Stored records
◆ ◆ ◆ ◆ ◆ ◆ ◆
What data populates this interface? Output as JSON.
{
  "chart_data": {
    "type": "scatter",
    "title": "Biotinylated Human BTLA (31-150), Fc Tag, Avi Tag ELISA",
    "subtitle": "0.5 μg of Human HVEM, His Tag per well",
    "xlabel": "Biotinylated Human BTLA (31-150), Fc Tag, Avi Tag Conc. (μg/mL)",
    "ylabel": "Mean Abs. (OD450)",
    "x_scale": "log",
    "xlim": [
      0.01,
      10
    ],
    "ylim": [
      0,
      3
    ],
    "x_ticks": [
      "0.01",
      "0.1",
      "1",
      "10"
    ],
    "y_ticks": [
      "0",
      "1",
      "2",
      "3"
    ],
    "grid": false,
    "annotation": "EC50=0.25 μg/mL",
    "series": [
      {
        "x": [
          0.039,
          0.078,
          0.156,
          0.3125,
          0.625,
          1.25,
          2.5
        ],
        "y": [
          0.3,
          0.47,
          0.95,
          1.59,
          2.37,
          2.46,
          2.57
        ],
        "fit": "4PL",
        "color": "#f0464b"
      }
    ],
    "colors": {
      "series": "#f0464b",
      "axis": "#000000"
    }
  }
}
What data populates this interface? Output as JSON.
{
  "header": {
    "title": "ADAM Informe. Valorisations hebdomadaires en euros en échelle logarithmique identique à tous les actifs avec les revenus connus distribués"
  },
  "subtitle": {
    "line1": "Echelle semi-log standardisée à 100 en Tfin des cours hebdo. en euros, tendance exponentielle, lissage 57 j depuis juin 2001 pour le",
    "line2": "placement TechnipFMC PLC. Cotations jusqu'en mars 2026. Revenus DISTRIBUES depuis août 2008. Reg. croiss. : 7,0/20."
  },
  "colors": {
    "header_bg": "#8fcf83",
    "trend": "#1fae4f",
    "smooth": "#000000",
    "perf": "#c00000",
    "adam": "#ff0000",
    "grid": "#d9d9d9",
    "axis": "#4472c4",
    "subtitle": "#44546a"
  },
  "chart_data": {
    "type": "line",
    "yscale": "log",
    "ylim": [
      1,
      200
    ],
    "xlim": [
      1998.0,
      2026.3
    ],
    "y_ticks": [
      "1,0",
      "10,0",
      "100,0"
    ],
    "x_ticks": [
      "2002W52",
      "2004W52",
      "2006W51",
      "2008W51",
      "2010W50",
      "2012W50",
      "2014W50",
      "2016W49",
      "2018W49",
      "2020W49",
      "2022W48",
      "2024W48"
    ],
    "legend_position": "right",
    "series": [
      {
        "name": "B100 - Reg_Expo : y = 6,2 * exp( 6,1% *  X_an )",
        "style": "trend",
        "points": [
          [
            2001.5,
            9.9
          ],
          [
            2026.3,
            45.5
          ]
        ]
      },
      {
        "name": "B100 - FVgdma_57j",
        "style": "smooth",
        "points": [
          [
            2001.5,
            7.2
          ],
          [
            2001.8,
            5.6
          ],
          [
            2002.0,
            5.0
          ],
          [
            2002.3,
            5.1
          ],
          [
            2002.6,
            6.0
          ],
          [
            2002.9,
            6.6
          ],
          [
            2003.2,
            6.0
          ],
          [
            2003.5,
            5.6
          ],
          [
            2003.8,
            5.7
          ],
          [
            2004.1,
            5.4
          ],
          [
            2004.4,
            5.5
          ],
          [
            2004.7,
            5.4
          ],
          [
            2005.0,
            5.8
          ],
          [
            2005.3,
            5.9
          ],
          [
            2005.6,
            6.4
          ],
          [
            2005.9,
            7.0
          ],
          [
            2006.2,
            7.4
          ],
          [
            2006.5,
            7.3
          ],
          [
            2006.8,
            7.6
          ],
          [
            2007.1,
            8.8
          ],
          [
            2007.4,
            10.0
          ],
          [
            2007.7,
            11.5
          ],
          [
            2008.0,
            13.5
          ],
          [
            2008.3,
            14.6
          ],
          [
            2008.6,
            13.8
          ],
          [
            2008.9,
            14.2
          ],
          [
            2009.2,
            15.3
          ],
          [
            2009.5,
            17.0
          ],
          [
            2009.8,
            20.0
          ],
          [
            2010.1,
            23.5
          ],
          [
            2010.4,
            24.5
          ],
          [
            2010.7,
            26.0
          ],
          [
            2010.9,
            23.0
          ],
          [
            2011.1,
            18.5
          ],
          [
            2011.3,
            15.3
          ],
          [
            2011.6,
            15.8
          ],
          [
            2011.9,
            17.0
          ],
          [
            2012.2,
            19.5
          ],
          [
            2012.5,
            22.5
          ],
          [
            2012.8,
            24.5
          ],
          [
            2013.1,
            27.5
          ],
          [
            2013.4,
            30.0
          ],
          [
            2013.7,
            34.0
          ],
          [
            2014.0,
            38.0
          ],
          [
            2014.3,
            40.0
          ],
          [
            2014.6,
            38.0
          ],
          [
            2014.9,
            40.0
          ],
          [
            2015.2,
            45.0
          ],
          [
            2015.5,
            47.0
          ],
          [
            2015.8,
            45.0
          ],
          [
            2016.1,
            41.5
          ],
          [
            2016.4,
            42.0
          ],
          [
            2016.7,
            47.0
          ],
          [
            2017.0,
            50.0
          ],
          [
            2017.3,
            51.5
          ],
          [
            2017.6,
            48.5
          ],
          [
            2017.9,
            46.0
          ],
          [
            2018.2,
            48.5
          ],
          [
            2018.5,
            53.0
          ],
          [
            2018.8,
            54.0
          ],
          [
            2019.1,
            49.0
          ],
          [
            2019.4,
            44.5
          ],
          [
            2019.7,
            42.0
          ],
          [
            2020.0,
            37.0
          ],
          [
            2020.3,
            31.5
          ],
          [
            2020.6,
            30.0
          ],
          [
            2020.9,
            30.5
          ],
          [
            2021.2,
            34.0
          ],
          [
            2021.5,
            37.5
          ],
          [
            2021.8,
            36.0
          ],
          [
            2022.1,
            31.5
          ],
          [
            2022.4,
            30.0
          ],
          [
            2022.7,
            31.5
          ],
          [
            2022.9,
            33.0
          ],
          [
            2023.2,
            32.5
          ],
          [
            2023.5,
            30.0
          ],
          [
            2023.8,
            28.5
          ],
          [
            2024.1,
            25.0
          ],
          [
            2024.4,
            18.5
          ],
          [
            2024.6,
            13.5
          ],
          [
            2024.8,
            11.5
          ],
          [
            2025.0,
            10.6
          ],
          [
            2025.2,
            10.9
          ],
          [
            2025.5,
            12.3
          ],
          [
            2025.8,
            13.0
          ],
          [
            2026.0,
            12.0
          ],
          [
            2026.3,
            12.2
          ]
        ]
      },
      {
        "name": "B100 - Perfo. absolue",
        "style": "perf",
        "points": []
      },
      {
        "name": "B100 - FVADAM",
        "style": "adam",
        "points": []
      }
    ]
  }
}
◆ ◆ ◆ ◆ ◆ ◆ ◆
> _SET TASK_: All of the lines above need to be given again exactly.

> _WRITTEN RESPONSE_:
What data populates this interface? Output as JSON.
{
  "chart_data": {
    "type": "scatter",
    "title": "Biotinylated Human BTLA (31-150), Fc Tag, Avi Tag ELISA",
    "subtitle": "0.5 μg of Human HVEM, His Tag per well",
    "xlabel": "Biotinylated Human BTLA (31-150), Fc Tag, Avi Tag Conc. (μg/mL)",
    "ylabel": "Mean Abs. (OD450)",
    "x_scale": "log",
    "xlim": [
      0.01,
      10
    ],
    "ylim": [
      0,
      3
    ],
    "x_ticks": [
      "0.01",
      "0.1",
      "1",
      "10"
    ],
    "y_ticks": [
      "0",
      "1",
      "2",
      "3"
    ],
    "grid": false,
    "annotation": "EC50=0.25 μg/mL",
    "series": [
      {
        "x": [
          0.039,
          0.078,
          0.156,
          0.3125,
          0.625,
          1.25,
          2.5
        ],
        "y": [
          0.3,
          0.47,
          0.95,
          1.59,
          2.37,
          2.46,
          2.57
        ],
        "fit": "4PL",
        "color": "#f0464b"
      }
    ],
    "colors": {
      "series": "#f0464b",
      "axis": "#000000"
    }
  }
}
What data populates this interface? Output as JSON.
{
  "header": {
    "title": "ADAM Informe. Valorisations hebdomadaires en euros en échelle logarithmique identique à tous les actifs avec les revenus connus distribués"
  },
  "subtitle": {
    "line1": "Echelle semi-log standardisée à 100 en Tfin des cours hebdo. en euros, tendance exponentielle, lissage 57 j depuis juin 2001 pour le",
    "line2": "placement TechnipFMC PLC. Cotations jusqu'en mars 2026. Revenus DISTRIBUES depuis août 2008. Reg. croiss. : 7,0/20."
  },
  "colors": {
    "header_bg": "#8fcf83",
    "trend": "#1fae4f",
    "smooth": "#000000",
    "perf": "#c00000",
    "adam": "#ff0000",
    "grid": "#d9d9d9",
    "axis": "#4472c4",
    "subtitle": "#44546a"
  },
  "chart_data": {
    "type": "line",
    "yscale": "log",
    "ylim": [
      1,
      200
    ],
    "xlim": [
      1998.0,
      2026.3
    ],
    "y_ticks": [
      "1,0",
      "10,0",
      "100,0"
    ],
    "x_ticks": [
      "2002W52",
      "2004W52",
      "2006W51",
      "2008W51",
      "2010W50",
      "2012W50",
      "2014W50",
      "2016W49",
      "2018W49",
      "2020W49",
      "2022W48",
      "2024W48"
    ],
    "legend_position": "right",
    "series": [
      {
        "name": "B100 - Reg_Expo : y = 6,2 * exp( 6,1% *  X_an )",
        "style": "trend",
        "points": [
          [
            2001.5,
            9.9
          ],
          [
            2026.3,
            45.5
          ]
        ]
      },
      {
        "name": "B100 - FVgdma_57j",
        "style": "smooth",
        "points": [
          [
            2001.5,
            7.2
          ],
          [
            2001.8,
            5.6
          ],
          [
            2002.0,
            5.0
          ],
          [
            2002.3,
            5.1
          ],
          [
            2002.6,
            6.0
          ],
          [
            2002.9,
            6.6
          ],
          [
            2003.2,
            6.0
          ],
          [
            2003.5,
            5.6
          ],
          [
            2003.8,
            5.7
          ],
          [
            2004.1,
            5.4
          ],
          [
            2004.4,
            5.5
          ],
          [
            2004.7,
            5.4
          ],
          [
            2005.0,
            5.8
          ],
          [
            2005.3,
            5.9
          ],
          [
            2005.6,
            6.4
          ],
          [
            2005.9,
            7.0
          ],
          [
            2006.2,
            7.4
          ],
          [
            2006.5,
            7.3
          ],
          [
            2006.8,
            7.6
          ],
          [
            2007.1,
            8.8
          ],
          [
            2007.4,
            10.0
          ],
          [
            2007.7,
            11.5
          ],
          [
            2008.0,
            13.5
          ],
          [
            2008.3,
            14.6
          ],
          [
            2008.6,
            13.8
          ],
          [
            2008.9,
            14.2
          ],
          [
            2009.2,
            15.3
          ],
          [
            2009.5,
            17.0
          ],
          [
            2009.8,
            20.0
          ],
          [
            2010.1,
            23.5
          ],
          [
            2010.4,
            24.5
          ],
          [
            2010.7,
            26.0
          ],
          [
            2010.9,
            23.0
          ],
          [
            2011.1,
            18.5
          ],
          [
            2011.3,
            15.3
          ],
          [
            2011.6,
            15.8
          ],
          [
            2011.9,
            17.0
          ],
          [
            2012.2,
            19.5
          ],
          [
            2012.5,
            22.5
          ],
          [
            2012.8,
            24.5
          ],
          [
            2013.1,
            27.5
          ],
          [
            2013.4,
            30.0
          ],
          [
            2013.7,
            34.0
          ],
          [
            2014.0,
            38.0
          ],
          [
            2014.3,
            40.0
          ],
          [
            2014.6,
            38.0
          ],
          [
            2014.9,
            40.0
          ],
          [
            2015.2,
            45.0
          ],
          [
            2015.5,
            47.0
          ],
          [
            2015.8,
            45.0
          ],
          [
            2016.1,
            41.5
          ],
          [
            2016.4,
            42.0
          ],
          [
            2016.7,
            47.0
          ],
          [
            2017.0,
            50.0
          ],
          [
            2017.3,
            51.5
          ],
          [
            2017.6,
            48.5
          ],
          [
            2017.9,
            46.0
          ],
          [
            2018.2,
            48.5
          ],
          [
            2018.5,
            53.0
          ],
          [
            2018.8,
            54.0
          ],
          [
            2019.1,
            49.0
          ],
          [
            2019.4,
            44.5
          ],
          [
            2019.7,
            42.0
          ],
          [
            2020.0,
            37.0
          ],
          [
            2020.3,
            31.5
          ],
          [
            2020.6,
            30.0
          ],
          [
            2020.9,
            30.5
          ],
          [
            2021.2,
            34.0
          ],
          [
            2021.5,
            37.5
          ],
          [
            2021.8,
            36.0
          ],
          [
            2022.1,
            31.5
          ],
          [
            2022.4,
            30.0
          ],
          [
            2022.7,
            31.5
          ],
          [
            2022.9,
            33.0
          ],
          [
            2023.2,
            32.5
          ],
          [
            2023.5,
            30.0
          ],
          [
            2023.8,
            28.5
          ],
          [
            2024.1,
            25.0
          ],
          [
            2024.4,
            18.5
          ],
          [
            2024.6,
            13.5
          ],
          [
            2024.8,
            11.5
          ],
          [
            2025.0,
            10.6
          ],
          [
            2025.2,
            10.9
          ],
          [
            2025.5,
            12.3
          ],
          [
            2025.8,
            13.0
          ],
          [
            2026.0,
            12.0
          ],
          [
            2026.3,
            12.2
          ]
        ]
      },
      {
        "name": "B100 - Perfo. absolue",
        "style": "perf",
        "points": []
      },
      {
        "name": "B100 - FVADAM",
        "style": "adam",
        "points": []
      }
    ]
  }
}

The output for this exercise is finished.